### Written request
All of the material below is to be returned exactly.
<<<<
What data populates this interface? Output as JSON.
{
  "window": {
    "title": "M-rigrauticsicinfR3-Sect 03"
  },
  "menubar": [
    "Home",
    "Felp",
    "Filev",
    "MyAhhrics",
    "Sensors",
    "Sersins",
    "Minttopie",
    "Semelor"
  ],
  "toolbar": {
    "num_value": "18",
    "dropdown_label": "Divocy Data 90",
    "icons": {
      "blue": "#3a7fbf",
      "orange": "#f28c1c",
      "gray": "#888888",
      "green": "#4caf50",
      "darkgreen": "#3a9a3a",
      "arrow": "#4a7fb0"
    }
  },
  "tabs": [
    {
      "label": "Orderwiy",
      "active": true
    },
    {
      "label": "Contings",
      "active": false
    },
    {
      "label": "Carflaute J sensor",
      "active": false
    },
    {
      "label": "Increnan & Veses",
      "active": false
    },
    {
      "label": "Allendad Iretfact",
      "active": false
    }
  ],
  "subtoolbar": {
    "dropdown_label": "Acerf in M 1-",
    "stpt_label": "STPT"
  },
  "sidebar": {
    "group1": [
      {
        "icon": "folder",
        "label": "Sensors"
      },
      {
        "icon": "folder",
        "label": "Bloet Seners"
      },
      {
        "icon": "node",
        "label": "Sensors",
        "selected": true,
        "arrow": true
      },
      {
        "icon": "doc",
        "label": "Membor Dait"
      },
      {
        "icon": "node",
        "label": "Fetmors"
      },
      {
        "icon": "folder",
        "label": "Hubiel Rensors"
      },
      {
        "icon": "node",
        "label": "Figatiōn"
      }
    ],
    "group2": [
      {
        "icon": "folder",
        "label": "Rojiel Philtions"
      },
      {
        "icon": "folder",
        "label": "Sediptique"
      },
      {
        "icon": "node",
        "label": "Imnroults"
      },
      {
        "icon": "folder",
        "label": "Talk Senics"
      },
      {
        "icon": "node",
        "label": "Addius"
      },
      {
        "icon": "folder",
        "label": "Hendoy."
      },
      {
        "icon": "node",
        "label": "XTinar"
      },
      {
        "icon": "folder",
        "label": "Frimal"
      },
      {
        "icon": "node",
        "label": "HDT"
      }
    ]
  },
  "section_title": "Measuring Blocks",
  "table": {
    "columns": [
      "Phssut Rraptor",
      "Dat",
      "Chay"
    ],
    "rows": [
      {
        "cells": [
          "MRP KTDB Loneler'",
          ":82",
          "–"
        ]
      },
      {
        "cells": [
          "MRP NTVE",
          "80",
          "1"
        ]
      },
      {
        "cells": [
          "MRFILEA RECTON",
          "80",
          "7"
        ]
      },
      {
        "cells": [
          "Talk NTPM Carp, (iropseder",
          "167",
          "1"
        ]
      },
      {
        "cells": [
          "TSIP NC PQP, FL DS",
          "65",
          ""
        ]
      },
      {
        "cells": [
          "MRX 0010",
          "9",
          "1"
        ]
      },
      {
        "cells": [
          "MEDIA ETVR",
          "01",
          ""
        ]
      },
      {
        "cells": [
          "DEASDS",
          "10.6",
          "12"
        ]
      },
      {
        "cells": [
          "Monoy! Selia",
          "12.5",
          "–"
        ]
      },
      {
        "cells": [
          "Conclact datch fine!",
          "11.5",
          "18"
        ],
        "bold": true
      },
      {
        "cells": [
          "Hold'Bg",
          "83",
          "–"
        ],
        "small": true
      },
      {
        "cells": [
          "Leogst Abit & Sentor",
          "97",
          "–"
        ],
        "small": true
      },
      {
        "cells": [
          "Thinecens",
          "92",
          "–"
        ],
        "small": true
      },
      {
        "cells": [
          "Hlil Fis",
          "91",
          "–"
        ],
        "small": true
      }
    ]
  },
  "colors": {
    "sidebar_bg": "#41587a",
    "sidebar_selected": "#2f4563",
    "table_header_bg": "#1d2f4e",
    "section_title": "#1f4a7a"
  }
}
>>>>
### Answer below
What data populates this interface? Output as JSON.
{
  "window": {
    "title": "M-rigrauticsicinfR3-Sect 03"
  },
  "menubar": [
    "Home",
    "Felp",
    "Filev",
    "MyAhhrics",
    "Sensors",
    "Sersins",
    "Minttopie",
    "Semelor"
  ],
  "toolbar": {
    "num_value": "18",
    "dropdown_label": "Divocy Data 90",
    "icons": {
      "blue": "#3a7fbf",
      "orange": "#f28c1c",
      "gray": "#888888",
      "green": "#4caf50",
      "darkgreen": "#3a9a3a",
      "arrow": "#4a7fb0"
    }
  },
  "tabs": [
    {
      "label": "Orderwiy",
      "active": true
    },
    {
      "label": "Contings",
      "active": false
    },
    {
      "label": "Carflaute J sensor",
      "active": false
    },
    {
      "label": "Increnan & Veses",
      "active": false
    },
    {
      "label": "Allendad Iretfact",
      "active": false
    }
  ],
  "subtoolbar": {
    "dropdown_label": "Acerf in M 1-",
    "stpt_label": "STPT"
  },
  "sidebar": {
    "group1": [
      {
        "icon": "folder",
        "label": "Sensors"
      },
      {
        "icon": "folder",
        "label": "Bloet Seners"
      },
      {
        "icon": "node",
        "label": "Sensors",
        "selected": true,
        "arrow": true
      },
      {
        "icon": "doc",
        "label": "Membor Dait"
      },
      {
        "icon": "node",
        "label": "Fetmors"
      },
      {
        "icon": "folder",
        "label": "Hubiel Rensors"
      },
      {
        "icon": "node",
        "label": "Figatiōn"
      }
    ],
    "group2": [
      {
        "icon": "folder",
        "label": "Rojiel Philtions"
      },
      {
        "icon": "folder",
        "label": "Sediptique"
      },
      {
        "icon": "node",
        "label": "Imnroults"
      },
      {
        "icon": "folder",
        "label": "Talk Senics"
      },
      {
        "icon": "node",
        "label": "Addius"
      },
      {
        "icon": "folder",
        "label": "Hendoy."
      },
      {
        "icon": "node",
        "label": "XTinar"
      },
      {
        "icon": "folder",
        "label": "Frimal"
      },
      {
        "icon": "node",
        "label": "HDT"
      }
    ]
  },
  "section_title": "Measuring Blocks",
  "table": {
    "columns": [
      "Phssut Rraptor",
      "Dat",
      "Chay"
    ],
    "rows": [
      {
        "cells": [
          "MRP KTDB Loneler'",
          ":82",
          "–"
        ]
      },
      {
        "cells": [
          "MRP NTVE",
          "80",
          "1"
        ]
      },
      {
        "cells": [
          "MRFILEA RECTON",
          "80",
          "7"
        ]
      },
      {
        "cells": [
          "Talk NTPM Carp, (iropseder",
          "167",
          "1"
        ]
      },
      {
        "cells": [
          "TSIP NC PQP, FL DS",
          "65",
          ""
        ]
      },
      {
        "cells": [
          "MRX 0010",
          "9",
          "1"
        ]
      },
      {
        "cells": [
          "MEDIA ETVR",
          "01",
          ""
        ]
      },
      {
        "cells": [
          "DEASDS",
          "10.6",
          "12"
        ]
      },
      {
        "cells": [
          "Monoy! Selia",
          "12.5",
          "–"
        ]
      },
      {
        "cells": [
          "Conclact datch fine!",
          "11.5",
          "18"
        ],
        "bold": true
      },
      {
        "cells": [
          "Hold'Bg",
          "83",
          "–"
        ],
        "small": true
      },
      {
        "cells": [
          "Leogst Abit & Sentor",
          "97",
          "–"
        ],
        "small": true
      },
      {
        "cells": [
          "Thinecens",
          "92",
          "–"
        ],
        "small": true
      },
      {
        "cells": [
          "Hlil Fis",
          "91",
          "–"
        ],
        "small": true
      }
    ]
  },
  "colors": {
    "sidebar_bg": "#41587a",
    "sidebar_selected": "#2f4563",
    "table_header_bg": "#1d2f4e",
    "section_title": "#1f4a7a"
  }
}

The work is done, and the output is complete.